Stored items from a collection

------------------------------------------------------------------------

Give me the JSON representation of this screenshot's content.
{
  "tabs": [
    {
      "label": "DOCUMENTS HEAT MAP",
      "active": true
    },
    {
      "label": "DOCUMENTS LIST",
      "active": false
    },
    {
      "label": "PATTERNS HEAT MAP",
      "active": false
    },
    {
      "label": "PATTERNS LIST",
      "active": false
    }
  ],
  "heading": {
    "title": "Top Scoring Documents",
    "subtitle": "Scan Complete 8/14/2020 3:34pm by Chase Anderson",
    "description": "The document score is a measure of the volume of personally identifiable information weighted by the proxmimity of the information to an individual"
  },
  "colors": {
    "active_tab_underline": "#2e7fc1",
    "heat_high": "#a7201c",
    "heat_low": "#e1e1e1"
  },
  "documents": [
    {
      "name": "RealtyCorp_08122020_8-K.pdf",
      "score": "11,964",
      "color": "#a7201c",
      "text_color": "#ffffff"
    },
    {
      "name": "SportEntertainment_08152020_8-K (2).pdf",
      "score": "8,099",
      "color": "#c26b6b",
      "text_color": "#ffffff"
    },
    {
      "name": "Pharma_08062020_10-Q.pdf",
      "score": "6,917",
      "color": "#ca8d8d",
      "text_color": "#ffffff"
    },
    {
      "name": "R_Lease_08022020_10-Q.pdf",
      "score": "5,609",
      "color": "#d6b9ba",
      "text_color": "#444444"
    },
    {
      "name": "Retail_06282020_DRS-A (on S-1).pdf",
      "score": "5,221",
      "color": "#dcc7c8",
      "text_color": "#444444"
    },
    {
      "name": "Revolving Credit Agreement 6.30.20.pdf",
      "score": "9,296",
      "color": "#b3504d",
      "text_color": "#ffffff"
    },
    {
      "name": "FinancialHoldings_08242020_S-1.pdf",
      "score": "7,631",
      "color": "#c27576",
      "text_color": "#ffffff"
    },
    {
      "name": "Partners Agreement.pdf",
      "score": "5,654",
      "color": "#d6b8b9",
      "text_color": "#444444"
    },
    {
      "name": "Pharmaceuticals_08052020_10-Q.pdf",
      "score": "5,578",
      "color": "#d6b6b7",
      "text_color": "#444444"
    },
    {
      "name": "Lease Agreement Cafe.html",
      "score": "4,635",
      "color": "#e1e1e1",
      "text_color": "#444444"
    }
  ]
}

------------------------------------------------------------------------

### WRITTEN TASK
Go through the entries and repeat each one exactly.

### CORRECT RESPONSE
Give me the JSON representation of this screenshot's content.
{
  "tabs": [
    {
      "label": "DOCUMENTS HEAT MAP",
      "active": true
    },
    {
      "label": "DOCUMENTS LIST",
      "active": false
    },
    {
      "label": "PATTERNS HEAT MAP",
      "active": false
    },
    {
      "label": "PATTERNS LIST",
      "active": false
    }
  ],
  "heading": {
    "title": "Top Scoring Documents",
    "subtitle": "Scan Complete 8/14/2020 3:34pm by Chase Anderson",
    "description": "The document score is a measure of the volume of personally identifiable information weighted by the proxmimity of the information to an individual"
  },
  "colors": {
    "active_tab_underline": "#2e7fc1",
    "heat_high": "#a7201c",
    "heat_low": "#e1e1e1"
  },
  "documents": [
    {
      "name": "RealtyCorp_08122020_8-K.pdf",
      "score": "11,964",
      "color": "#a7201c",
      "text_color": "#ffffff"
    },
    {
      "name": "SportEntertainment_08152020_8-K (2).pdf",
      "score": "8,099",
      "color": "#c26b6b",
      "text_color": "#ffffff"
    },
    {
      "name": "Pharma_08062020_10-Q.pdf",
      "score": "6,917",
      "color": "#ca8d8d",
      "text_color": "#ffffff"
    },
    {
      "name": "R_Lease_08022020_10-Q.pdf",
      "score": "5,609",
      "color": "#d6b9ba",
      "text_color": "#444444"
    },
    {
      "name": "Retail_06282020_DRS-A (on S-1).pdf",
      "score": "5,221",
      "color": "#dcc7c8",
      "text_color": "#444444"
    },
    {
      "name": "Revolving Credit Agreement 6.30.20.pdf",
      "score": "9,296",
      "color": "#b3504d",
      "text_color": "#ffffff"
    },
    {
      "name": "FinancialHoldings_08242020_S-1.pdf",
      "score": "7,631",
      "color": "#c27576",
      "text_color": "#ffffff"
    },
    {
      "name": "Partners Agreement.pdf",
      "score": "5,654",
      "color": "#d6b8b9",
      "text_color": "#444444"
    },
    {
      "name": "Pharmaceuticals_08052020_10-Q.pdf",
      "score": "5,578",
      "color": "#d6b6b7",
      "text_color": "#444444"
    },
    {
      "name": "Lease Agreement Cafe.html",
      "score": "4,635",
      "color": "#e1e1e1",
      "text_color": "#444444"
    }
  ]
}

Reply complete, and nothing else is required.